Figure collection entries:

** start **

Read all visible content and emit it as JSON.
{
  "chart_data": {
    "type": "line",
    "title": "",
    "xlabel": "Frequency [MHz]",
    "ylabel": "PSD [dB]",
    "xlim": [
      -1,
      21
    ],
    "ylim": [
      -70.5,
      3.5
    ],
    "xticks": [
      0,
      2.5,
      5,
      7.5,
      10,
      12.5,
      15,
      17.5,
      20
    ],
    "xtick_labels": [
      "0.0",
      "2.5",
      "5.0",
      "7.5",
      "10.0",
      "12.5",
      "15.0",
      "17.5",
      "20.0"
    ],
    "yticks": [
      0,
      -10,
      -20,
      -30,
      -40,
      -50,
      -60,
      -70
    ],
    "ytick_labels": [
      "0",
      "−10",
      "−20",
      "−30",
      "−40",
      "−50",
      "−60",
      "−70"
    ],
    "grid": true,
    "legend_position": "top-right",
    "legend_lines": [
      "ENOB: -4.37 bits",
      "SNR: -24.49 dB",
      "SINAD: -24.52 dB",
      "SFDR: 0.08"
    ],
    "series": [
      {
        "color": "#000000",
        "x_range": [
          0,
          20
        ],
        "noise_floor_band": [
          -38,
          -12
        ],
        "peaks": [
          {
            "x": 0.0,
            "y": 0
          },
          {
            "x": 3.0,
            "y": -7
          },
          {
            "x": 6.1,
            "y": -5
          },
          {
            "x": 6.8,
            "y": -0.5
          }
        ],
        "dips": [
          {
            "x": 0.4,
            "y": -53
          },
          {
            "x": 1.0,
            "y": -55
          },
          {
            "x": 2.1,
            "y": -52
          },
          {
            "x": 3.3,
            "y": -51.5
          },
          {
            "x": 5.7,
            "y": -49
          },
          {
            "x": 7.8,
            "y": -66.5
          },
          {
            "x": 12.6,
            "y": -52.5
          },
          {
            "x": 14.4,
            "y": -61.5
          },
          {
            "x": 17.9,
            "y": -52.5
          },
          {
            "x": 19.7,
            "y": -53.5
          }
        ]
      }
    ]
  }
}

** end **

▶ [What is being asked]
Send back every record, precisely as written.

▶ [Response]
Read all visible content and emit it as JSON.
{
  "chart_data": {
    "type": "line",
    "title": "",
    "xlabel": "Frequency [MHz]",
    "ylabel": "PSD [dB]",
    "xlim": [
      -1,
      21
    ],
    "ylim": [
      -70.5,
      3.5
    ],
    "xticks": [
      0,
      2.5,
      5,
      7.5,
      10,
      12.5,
      15,
      17.5,
      20
    ],
    "xtick_labels": [
      "0.0",
      "2.5",
      "5.0",
      "7.5",
      "10.0",
      "12.5",
      "15.0",
      "17.5",
      "20.0"
    ],
    "yticks": [
      0,
      -10,
      -20,
      -30,
      -40,
      -50,
      -60,
      -70
    ],
    "ytick_labels": [
      "0",
      "−10",
      "−20",
      "−30",
      "−40",
      "−50",
      "−60",
      "−70"
    ],
    "grid": true,
    "legend_position": "top-right",
    "legend_lines": [
      "ENOB: -4.37 bits",
      "SNR: -24.49 dB",
      "SINAD: -24.52 dB",
      "SFDR: 0.08"
    ],
    "series": [
      {
        "color": "#000000",
        "x_range": [
          0,
          20
        ],
        "noise_floor_band": [
          -38,
          -12
        ],
        "peaks": [
          {
            "x": 0.0,
            "y": 0
          },
          {
            "x": 3.0,
            "y": -7
          },
          {
            "x": 6.1,
            "y": -5
          },
          {
            "x": 6.8,
            "y": -0.5
          }
        ],
        "dips": [
          {
            "x": 0.4,
            "y": -53
          },
          {
            "x": 1.0,
            "y": -55
          },
          {
            "x": 2.1,
            "y": -52
          },
          {
            "x": 3.3,
            "y": -51.5
          },
          {
            "x": 5.7,
            "y": -49
          },
          {
            "x": 7.8,
            "y": -66.5
          },
          {
            "x": 12.6,
            "y": -52.5
          },
          {
            "x": 14.4,
            "y": -61.5
          },
          {
            "x": 17.9,
            "y": -52.5
          },
          {
            "x": 19.7,
            "y": -53.5
          }
        ]
      }
    ]
  }
}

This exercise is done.